* [Goal]:
Restate each line of the listing exactly, without carrying over any pictures.

* [Exercise inputs]:

━━━━━━━━━━━━━━━━━━━━

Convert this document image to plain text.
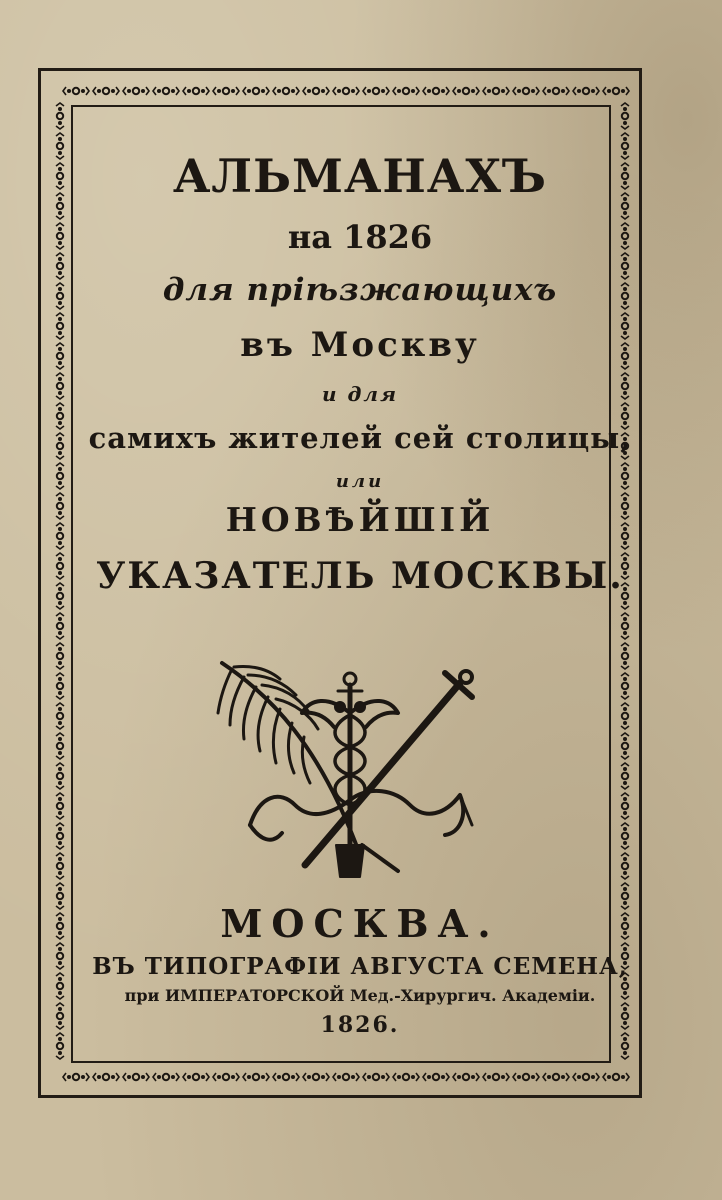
АЛЬМАНАХЪ
на 1826
для пріѣзжающихъ
въ Москву
и для
самихъ жителей сей столицы,
или
НОВѢЙШІЙ
УКАЗАТЕЛЬ МОСКВЫ.
МОСКВА.
ВЪ ТИПОГРАФІИ АВГУСТА СЕМЕНА,
при ИМПЕРАТОРСКОЙ Мед.-Хирургич. Академіи.
1826.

━━━━━━━━━━━━━━━━━━━━

* [Response to the task]:
Convert this document image to plain text.
АЛЬМАНАХЪ
на 1826
для пріѣзжающихъ
въ Москву
и для
самихъ жителей сей столицы,
или
НОВѢЙШІЙ
УКАЗАТЕЛЬ МОСКВЫ.
МОСКВА.
ВЪ ТИПОГРАФІИ АВГУСТА СЕМЕНА,
при ИМПЕРАТОРСКОЙ Мед.-Хирургич. Академіи.
1826.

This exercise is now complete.